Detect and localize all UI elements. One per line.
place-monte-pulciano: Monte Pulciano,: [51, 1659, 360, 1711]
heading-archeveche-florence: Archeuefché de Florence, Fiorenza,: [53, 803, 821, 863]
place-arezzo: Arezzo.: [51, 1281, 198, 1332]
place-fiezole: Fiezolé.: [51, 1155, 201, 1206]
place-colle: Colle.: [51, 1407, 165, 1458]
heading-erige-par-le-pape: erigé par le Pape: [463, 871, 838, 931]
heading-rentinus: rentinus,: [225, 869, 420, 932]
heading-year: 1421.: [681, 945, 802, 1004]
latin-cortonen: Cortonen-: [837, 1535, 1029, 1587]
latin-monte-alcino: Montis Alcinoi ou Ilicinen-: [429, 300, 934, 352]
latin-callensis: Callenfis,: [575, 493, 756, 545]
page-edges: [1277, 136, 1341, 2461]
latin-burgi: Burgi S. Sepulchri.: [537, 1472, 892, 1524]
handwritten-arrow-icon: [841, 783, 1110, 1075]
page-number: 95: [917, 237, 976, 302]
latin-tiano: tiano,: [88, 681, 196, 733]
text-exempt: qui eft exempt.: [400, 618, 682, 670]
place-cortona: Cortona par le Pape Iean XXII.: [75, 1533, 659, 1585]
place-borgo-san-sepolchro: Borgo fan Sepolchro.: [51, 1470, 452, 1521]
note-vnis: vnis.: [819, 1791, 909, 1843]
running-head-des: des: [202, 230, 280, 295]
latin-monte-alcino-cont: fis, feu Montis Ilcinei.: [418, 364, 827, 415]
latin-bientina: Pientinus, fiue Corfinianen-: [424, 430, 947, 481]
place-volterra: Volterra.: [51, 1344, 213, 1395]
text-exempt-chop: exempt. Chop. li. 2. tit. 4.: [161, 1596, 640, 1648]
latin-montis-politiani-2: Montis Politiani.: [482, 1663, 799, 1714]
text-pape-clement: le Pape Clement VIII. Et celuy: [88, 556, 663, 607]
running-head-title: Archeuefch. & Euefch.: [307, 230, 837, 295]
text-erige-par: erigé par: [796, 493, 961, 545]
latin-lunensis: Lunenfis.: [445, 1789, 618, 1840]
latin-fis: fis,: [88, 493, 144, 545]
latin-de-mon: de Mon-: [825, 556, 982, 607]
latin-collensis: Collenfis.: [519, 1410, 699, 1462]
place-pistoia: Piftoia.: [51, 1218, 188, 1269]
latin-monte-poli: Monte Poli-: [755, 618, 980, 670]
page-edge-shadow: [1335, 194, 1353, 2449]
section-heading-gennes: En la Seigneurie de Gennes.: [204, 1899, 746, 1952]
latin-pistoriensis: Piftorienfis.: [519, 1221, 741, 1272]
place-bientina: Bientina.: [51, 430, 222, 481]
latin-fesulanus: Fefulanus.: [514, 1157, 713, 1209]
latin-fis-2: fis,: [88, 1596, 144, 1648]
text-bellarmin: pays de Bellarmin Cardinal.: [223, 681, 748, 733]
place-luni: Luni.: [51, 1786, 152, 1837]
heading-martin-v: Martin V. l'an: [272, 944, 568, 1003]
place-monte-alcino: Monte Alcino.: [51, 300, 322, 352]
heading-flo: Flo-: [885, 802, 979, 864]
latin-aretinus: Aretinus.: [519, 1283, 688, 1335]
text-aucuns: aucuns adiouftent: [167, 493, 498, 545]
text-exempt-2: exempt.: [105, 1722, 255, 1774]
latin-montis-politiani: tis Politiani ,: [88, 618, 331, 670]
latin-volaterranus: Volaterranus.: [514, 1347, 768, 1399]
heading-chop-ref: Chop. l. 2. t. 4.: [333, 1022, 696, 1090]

——

- **Exercise goal**
Reproduce every line of the data above exactly, in the same order.

- **Solved problem**
Detect and localize all UI elements. One per line.
place-monte-pulciano: Monte Pulciano,: [51, 1659, 360, 1711]
heading-archeveche-florence: Archeuefché de Florence, Fiorenza,: [53, 803, 821, 863]
place-arezzo: Arezzo.: [51, 1281, 198, 1332]
place-fiezole: Fiezolé.: [51, 1155, 201, 1206]
place-colle: Colle.: [51, 1407, 165, 1458]
heading-erige-par-le-pape: erigé par le Pape: [463, 871, 838, 931]
heading-rentinus: rentinus,: [225, 869, 420, 932]
heading-year: 1421.: [681, 945, 802, 1004]
latin-cortonen: Cortonen-: [837, 1535, 1029, 1587]
latin-monte-alcino: Montis Alcinoi ou Ilicinen-: [429, 300, 934, 352]
latin-callensis: Callenfis,: [575, 493, 756, 545]
page-edges: [1277, 136, 1341, 2461]
latin-burgi: Burgi S. Sepulchri.: [537, 1472, 892, 1524]
handwritten-arrow-icon: [841, 783, 1110, 1075]
page-number: 95: [917, 237, 976, 302]
latin-tiano: tiano,: [88, 681, 196, 733]
text-exempt: qui eft exempt.: [400, 618, 682, 670]
place-cortona: Cortona par le Pape Iean XXII.: [75, 1533, 659, 1585]
place-borgo-san-sepolchro: Borgo fan Sepolchro.: [51, 1470, 452, 1521]
note-vnis: vnis.: [819, 1791, 909, 1843]
running-head-des: des: [202, 230, 280, 295]
latin-monte-alcino-cont: fis, feu Montis Ilcinei.: [418, 364, 827, 415]
latin-bientina: Pientinus, fiue Corfinianen-: [424, 430, 947, 481]
place-volterra: Volterra.: [51, 1344, 213, 1395]
text-exempt-chop: exempt. Chop. li. 2. tit. 4.: [161, 1596, 640, 1648]
latin-montis-politiani-2: Montis Politiani.: [482, 1663, 799, 1714]
text-pape-clement: le Pape Clement VIII. Et celuy: [88, 556, 663, 607]
running-head-title: Archeuefch. & Euefch.: [307, 230, 837, 295]
text-erige-par: erigé par: [796, 493, 961, 545]
latin-lunensis: Lunenfis.: [445, 1789, 618, 1840]
latin-fis: fis,: [88, 493, 144, 545]
latin-de-mon: de Mon-: [825, 556, 982, 607]
latin-collensis: Collenfis.: [519, 1410, 699, 1462]
place-pistoia: Piftoia.: [51, 1218, 188, 1269]
latin-monte-poli: Monte Poli-: [755, 618, 980, 670]
page-edge-shadow: [1335, 194, 1353, 2449]
section-heading-gennes: En la Seigneurie de Gennes.: [204, 1899, 746, 1952]
latin-pistoriensis: Piftorienfis.: [519, 1221, 741, 1272]
place-bientina: Bientina.: [51, 430, 222, 481]
latin-fesulanus: Fefulanus.: [514, 1157, 713, 1209]
latin-fis-2: fis,: [88, 1596, 144, 1648]
text-bellarmin: pays de Bellarmin Cardinal.: [223, 681, 748, 733]
place-luni: Luni.: [51, 1786, 152, 1837]
heading-martin-v: Martin V. l'an: [272, 944, 568, 1003]
place-monte-alcino: Monte Alcino.: [51, 300, 322, 352]
heading-flo: Flo-: [885, 802, 979, 864]
latin-aretinus: Aretinus.: [519, 1283, 688, 1335]
text-aucuns: aucuns adiouftent: [167, 493, 498, 545]
text-exempt-2: exempt.: [105, 1722, 255, 1774]
latin-montis-politiani: tis Politiani ,: [88, 618, 331, 670]
latin-volaterranus: Volaterranus.: [514, 1347, 768, 1399]
heading-chop-ref: Chop. l. 2. t. 4.: [333, 1022, 696, 1090]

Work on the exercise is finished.